* _WORK REQUIRED_
All of the material below is to be restated word for word, apart from the pictures.

——

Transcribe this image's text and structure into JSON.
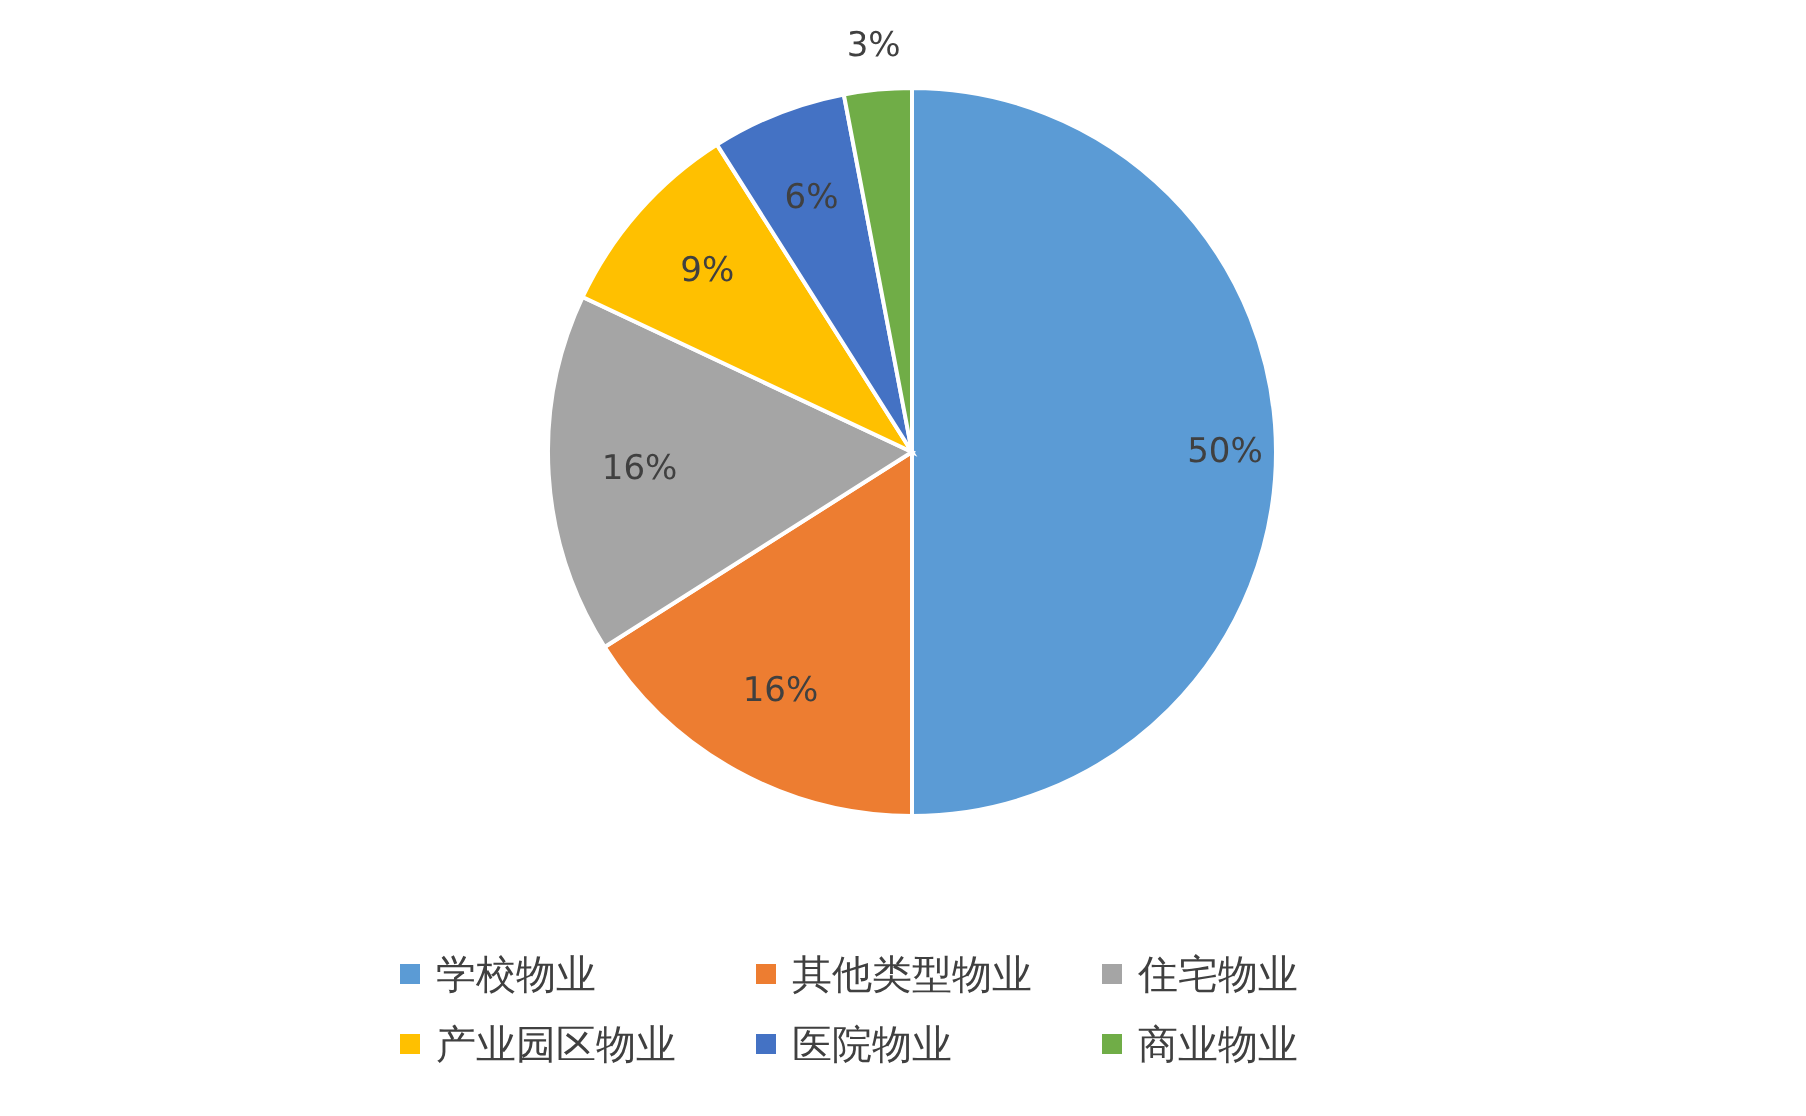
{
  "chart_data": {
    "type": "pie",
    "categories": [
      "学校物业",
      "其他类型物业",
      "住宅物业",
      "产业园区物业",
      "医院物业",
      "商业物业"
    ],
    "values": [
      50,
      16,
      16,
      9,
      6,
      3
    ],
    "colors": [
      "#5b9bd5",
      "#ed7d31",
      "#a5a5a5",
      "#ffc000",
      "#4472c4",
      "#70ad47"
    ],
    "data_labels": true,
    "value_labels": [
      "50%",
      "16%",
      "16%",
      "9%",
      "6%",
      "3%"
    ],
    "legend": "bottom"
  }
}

——

* _FINAL RESULT_
Transcribe this image's text and structure into JSON.
{
  "chart_data": {
    "type": "pie",
    "categories": [
      "学校物业",
      "其他类型物业",
      "住宅物业",
      "产业园区物业",
      "医院物业",
      "商业物业"
    ],
    "values": [
      50,
      16,
      16,
      9,
      6,
      3
    ],
    "colors": [
      "#5b9bd5",
      "#ed7d31",
      "#a5a5a5",
      "#ffc000",
      "#4472c4",
      "#70ad47"
    ],
    "data_labels": true,
    "value_labels": [
      "50%",
      "16%",
      "16%",
      "9%",
      "6%",
      "3%"
    ],
    "legend": "bottom"
  }
}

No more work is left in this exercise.